__Prompt__: Each line containing the word "color" must be reported.

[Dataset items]

● ● ●

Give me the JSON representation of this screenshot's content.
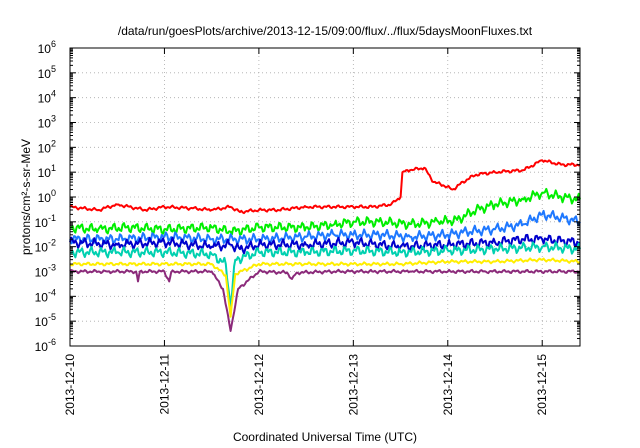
{
  "chart_data": {
    "type": "line",
    "title": "/data/run/goesPlots/archive/2013-12-15/09:00/flux/../flux/5daysMoonFluxes.txt",
    "xlabel": "Coordinated Universal Time (UTC)",
    "ylabel": "protons/cm²-s-sr-MeV",
    "y_scale": "log",
    "ylim": [
      1e-06,
      1000000.0
    ],
    "xlim": [
      0,
      5.4
    ],
    "x_tick_labels": [
      "2013-12-10",
      "2013-12-11",
      "2013-12-12",
      "2013-12-13",
      "2013-12-14",
      "2013-12-15"
    ],
    "y_tick_labels": [
      {
        "base": "10",
        "exp": "6"
      },
      {
        "base": "10",
        "exp": "5"
      },
      {
        "base": "10",
        "exp": "4"
      },
      {
        "base": "10",
        "exp": "3"
      },
      {
        "base": "10",
        "exp": "2"
      },
      {
        "base": "10",
        "exp": "1"
      },
      {
        "base": "10",
        "exp": "0"
      },
      {
        "base": "10",
        "exp": "-1"
      },
      {
        "base": "10",
        "exp": "-2"
      },
      {
        "base": "10",
        "exp": "-3"
      },
      {
        "base": "10",
        "exp": "-4"
      },
      {
        "base": "10",
        "exp": "-5"
      },
      {
        "base": "10",
        "exp": "-6"
      }
    ],
    "grid": true,
    "series": [
      {
        "color": "#ff0000",
        "x": [
          0,
          0.3,
          0.5,
          0.8,
          1.0,
          1.3,
          1.5,
          1.7,
          1.8,
          2.0,
          2.2,
          2.5,
          2.8,
          3.0,
          3.2,
          3.4,
          3.5,
          3.52,
          3.6,
          3.75,
          3.85,
          3.95,
          4.05,
          4.2,
          4.3,
          4.5,
          4.8,
          5.0,
          5.2,
          5.4
        ],
        "y": [
          0.4,
          0.3,
          0.5,
          0.3,
          0.4,
          0.35,
          0.3,
          0.4,
          0.25,
          0.3,
          0.3,
          0.4,
          0.4,
          0.4,
          0.4,
          0.5,
          1,
          10,
          12,
          15,
          4,
          3,
          2,
          5,
          8,
          10,
          12,
          30,
          20,
          20
        ]
      },
      {
        "color": "#00ee00",
        "x": [
          0,
          0.3,
          0.6,
          1.0,
          1.5,
          1.7,
          2.0,
          2.5,
          2.8,
          3.0,
          3.3,
          3.6,
          3.9,
          4.1,
          4.3,
          4.5,
          4.8,
          5.0,
          5.2,
          5.4
        ],
        "y": [
          0.06,
          0.05,
          0.06,
          0.05,
          0.06,
          0.04,
          0.06,
          0.06,
          0.08,
          0.1,
          0.1,
          0.08,
          0.1,
          0.12,
          0.3,
          0.5,
          0.8,
          1.5,
          1.0,
          0.8
        ]
      },
      {
        "color": "#1e78ff",
        "x": [
          0,
          0.5,
          1.0,
          1.5,
          2.0,
          2.5,
          2.8,
          3.0,
          3.3,
          3.6,
          4.0,
          4.2,
          4.5,
          4.8,
          5.0,
          5.2,
          5.4
        ],
        "y": [
          0.02,
          0.02,
          0.025,
          0.02,
          0.02,
          0.025,
          0.03,
          0.03,
          0.03,
          0.025,
          0.03,
          0.04,
          0.05,
          0.08,
          0.2,
          0.15,
          0.1
        ]
      },
      {
        "color": "#0000cc",
        "x": [
          0,
          0.5,
          1.0,
          1.5,
          1.7,
          1.8,
          2.0,
          2.5,
          3.0,
          3.5,
          4.0,
          4.5,
          4.8,
          5.0,
          5.4
        ],
        "y": [
          0.015,
          0.012,
          0.015,
          0.01,
          0.012,
          0.008,
          0.012,
          0.012,
          0.015,
          0.01,
          0.012,
          0.015,
          0.02,
          0.02,
          0.015
        ]
      },
      {
        "color": "#00d0b0",
        "x": [
          0,
          0.5,
          1.0,
          1.5,
          1.65,
          1.7,
          1.75,
          2.0,
          2.5,
          3.0,
          3.5,
          4.0,
          4.5,
          5.0,
          5.4
        ],
        "y": [
          0.006,
          0.006,
          0.006,
          0.005,
          0.002,
          4e-05,
          0.003,
          0.006,
          0.006,
          0.007,
          0.006,
          0.007,
          0.008,
          0.01,
          0.008
        ]
      },
      {
        "color": "#ffee00",
        "x": [
          0,
          0.5,
          1.0,
          1.5,
          1.65,
          1.7,
          1.75,
          2.0,
          2.5,
          3.0,
          3.5,
          4.0,
          4.5,
          5.0,
          5.4
        ],
        "y": [
          0.002,
          0.002,
          0.002,
          0.002,
          0.0007,
          1.5e-05,
          0.0008,
          0.002,
          0.002,
          0.002,
          0.002,
          0.0025,
          0.0025,
          0.003,
          0.0025
        ]
      },
      {
        "color": "#8b2a7a",
        "x": [
          0,
          0.4,
          0.7,
          0.72,
          0.74,
          1.0,
          1.05,
          1.07,
          1.1,
          1.5,
          1.62,
          1.7,
          1.78,
          2.0,
          2.3,
          2.35,
          2.4,
          2.8,
          3.2,
          3.6,
          4.0,
          4.4,
          4.8,
          5.2,
          5.4
        ],
        "y": [
          0.001,
          0.001,
          0.001,
          0.0004,
          0.001,
          0.001,
          0.0004,
          0.0009,
          0.001,
          0.001,
          0.0002,
          4e-06,
          0.0002,
          0.001,
          0.0009,
          0.0005,
          0.0009,
          0.001,
          0.001,
          0.001,
          0.001,
          0.001,
          0.001,
          0.001,
          0.001
        ]
      }
    ]
  }
}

● ● ●

__Expected output__:
        "color": "#ff0000",
        "color": "#00ee00",
        "color": "#1e78ff",
        "color": "#0000cc",
        "color": "#00d0b0",
        "color": "#ffee00",
        "color": "#8b2a7a",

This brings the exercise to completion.